- Objective -
Transcribe the records that follow. Keep every word exactly, and drop the pictures.

- Provided material -
———
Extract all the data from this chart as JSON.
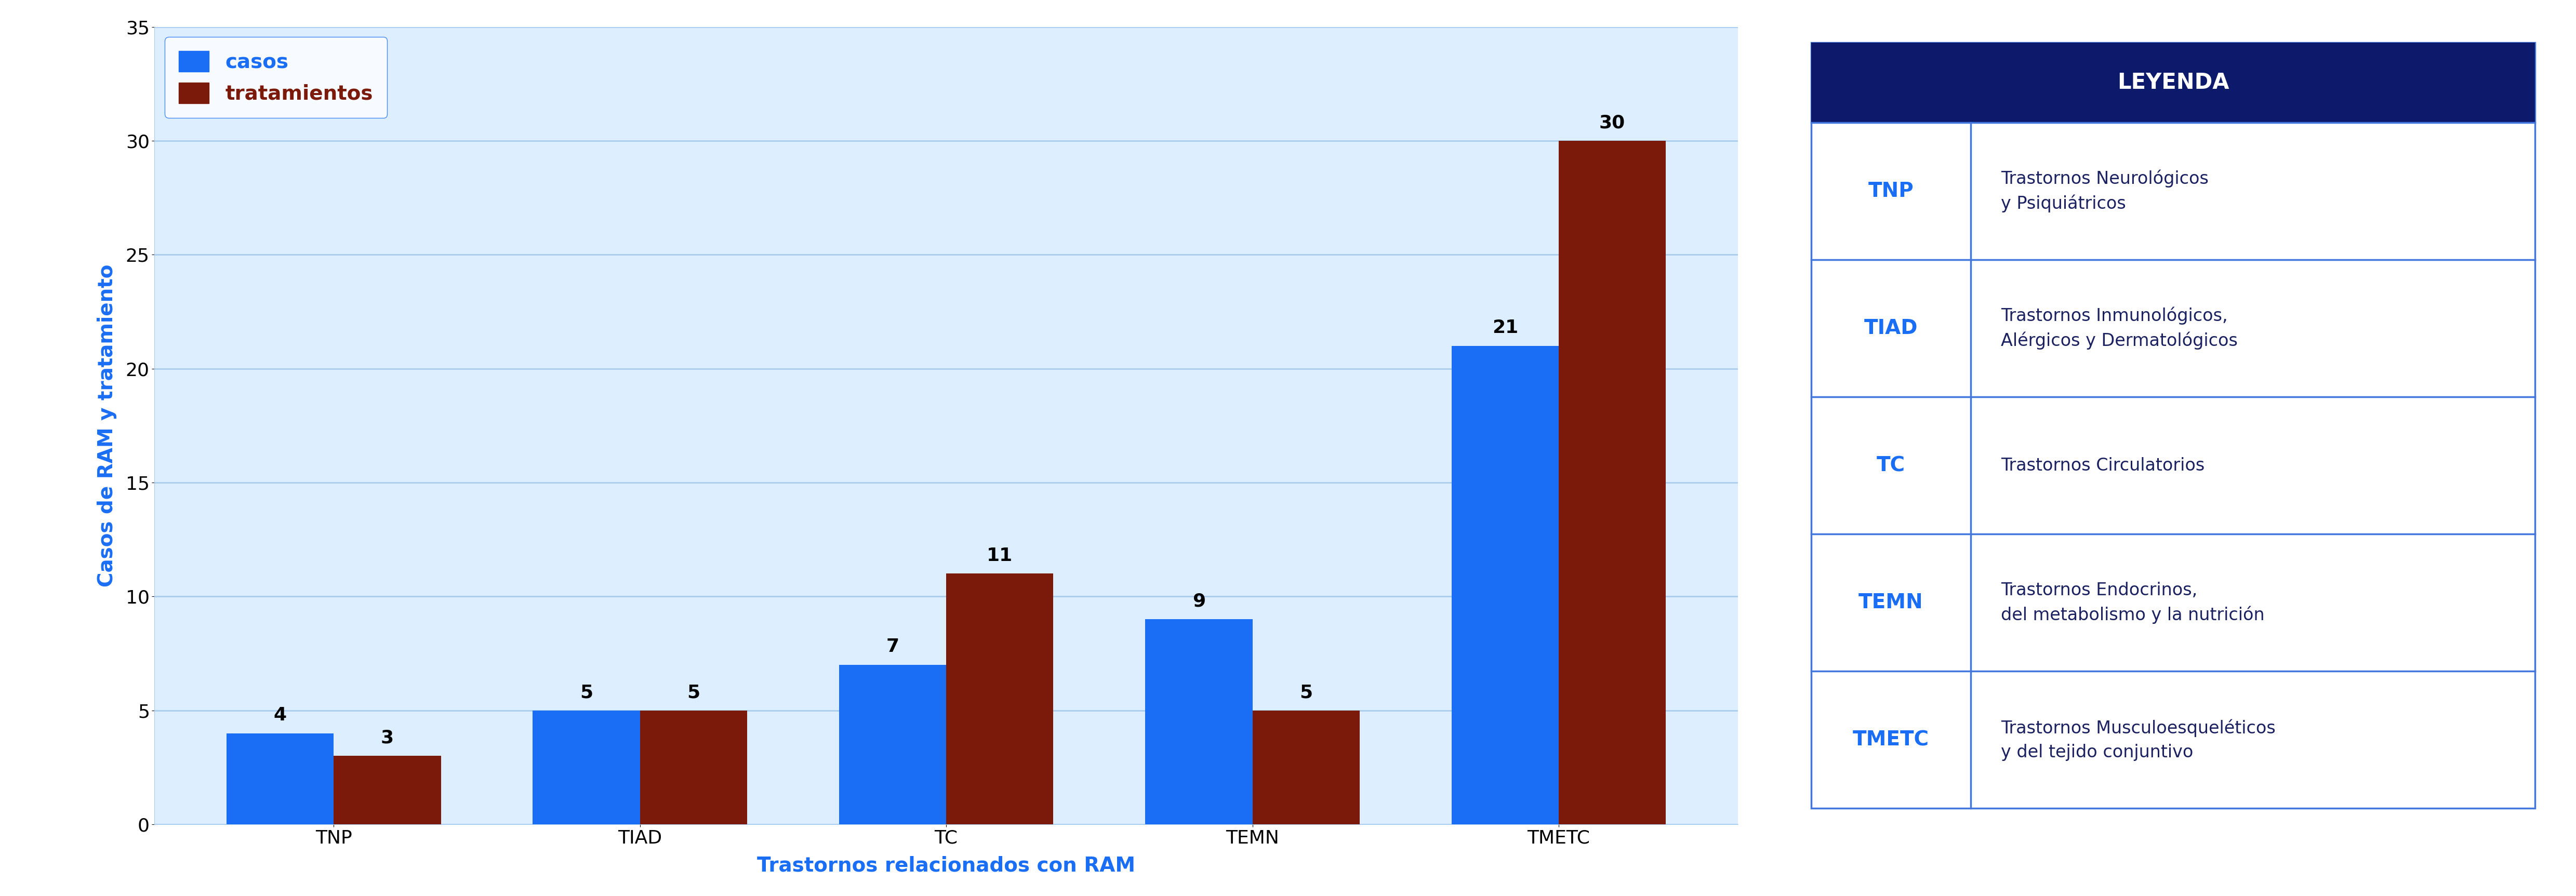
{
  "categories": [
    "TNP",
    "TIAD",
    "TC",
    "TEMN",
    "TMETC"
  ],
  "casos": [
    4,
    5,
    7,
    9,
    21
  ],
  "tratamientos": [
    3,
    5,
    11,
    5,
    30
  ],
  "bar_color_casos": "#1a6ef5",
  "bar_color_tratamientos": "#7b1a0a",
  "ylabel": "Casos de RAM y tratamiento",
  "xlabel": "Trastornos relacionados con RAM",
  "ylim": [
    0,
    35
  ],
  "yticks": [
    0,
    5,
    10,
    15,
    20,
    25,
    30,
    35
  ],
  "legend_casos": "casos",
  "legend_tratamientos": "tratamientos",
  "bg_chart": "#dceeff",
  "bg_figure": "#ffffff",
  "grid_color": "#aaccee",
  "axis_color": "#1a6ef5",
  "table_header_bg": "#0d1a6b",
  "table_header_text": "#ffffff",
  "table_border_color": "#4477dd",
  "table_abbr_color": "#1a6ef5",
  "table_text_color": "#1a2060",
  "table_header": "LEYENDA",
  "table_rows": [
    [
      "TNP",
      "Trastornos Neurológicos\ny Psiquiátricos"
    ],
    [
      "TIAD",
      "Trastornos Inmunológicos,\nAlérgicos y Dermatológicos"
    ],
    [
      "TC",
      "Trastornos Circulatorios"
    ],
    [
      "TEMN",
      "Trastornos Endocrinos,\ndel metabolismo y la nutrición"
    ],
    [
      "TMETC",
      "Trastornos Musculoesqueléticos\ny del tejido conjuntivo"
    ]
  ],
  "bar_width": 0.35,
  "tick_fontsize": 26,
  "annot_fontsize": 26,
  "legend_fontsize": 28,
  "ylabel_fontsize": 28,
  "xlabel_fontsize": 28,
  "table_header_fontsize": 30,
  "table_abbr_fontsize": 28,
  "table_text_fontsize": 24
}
———
- Answer -
Extract all the data from this chart as JSON.
{
  "categories": [
    "TNP",
    "TIAD",
    "TC",
    "TEMN",
    "TMETC"
  ],
  "casos": [
    4,
    5,
    7,
    9,
    21
  ],
  "tratamientos": [
    3,
    5,
    11,
    5,
    30
  ],
  "bar_color_casos": "#1a6ef5",
  "bar_color_tratamientos": "#7b1a0a",
  "ylabel": "Casos de RAM y tratamiento",
  "xlabel": "Trastornos relacionados con RAM",
  "ylim": [
    0,
    35
  ],
  "yticks": [
    0,
    5,
    10,
    15,
    20,
    25,
    30,
    35
  ],
  "legend_casos": "casos",
  "legend_tratamientos": "tratamientos",
  "bg_chart": "#dceeff",
  "bg_figure": "#ffffff",
  "grid_color": "#aaccee",
  "axis_color": "#1a6ef5",
  "table_header_bg": "#0d1a6b",
  "table_header_text": "#ffffff",
  "table_border_color": "#4477dd",
  "table_abbr_color": "#1a6ef5",
  "table_text_color": "#1a2060",
  "table_header": "LEYENDA",
  "table_rows": [
    [
      "TNP",
      "Trastornos Neurológicos\ny Psiquiátricos"
    ],
    [
      "TIAD",
      "Trastornos Inmunológicos,\nAlérgicos y Dermatológicos"
    ],
    [
      "TC",
      "Trastornos Circulatorios"
    ],
    [
      "TEMN",
      "Trastornos Endocrinos,\ndel metabolismo y la nutrición"
    ],
    [
      "TMETC",
      "Trastornos Musculoesqueléticos\ny del tejido conjuntivo"
    ]
  ],
  "bar_width": 0.35,
  "tick_fontsize": 26,
  "annot_fontsize": 26,
  "legend_fontsize": 28,
  "ylabel_fontsize": 28,
  "xlabel_fontsize": 28,
  "table_header_fontsize": 30,
  "table_abbr_fontsize": 28,
  "table_text_fontsize": 24
}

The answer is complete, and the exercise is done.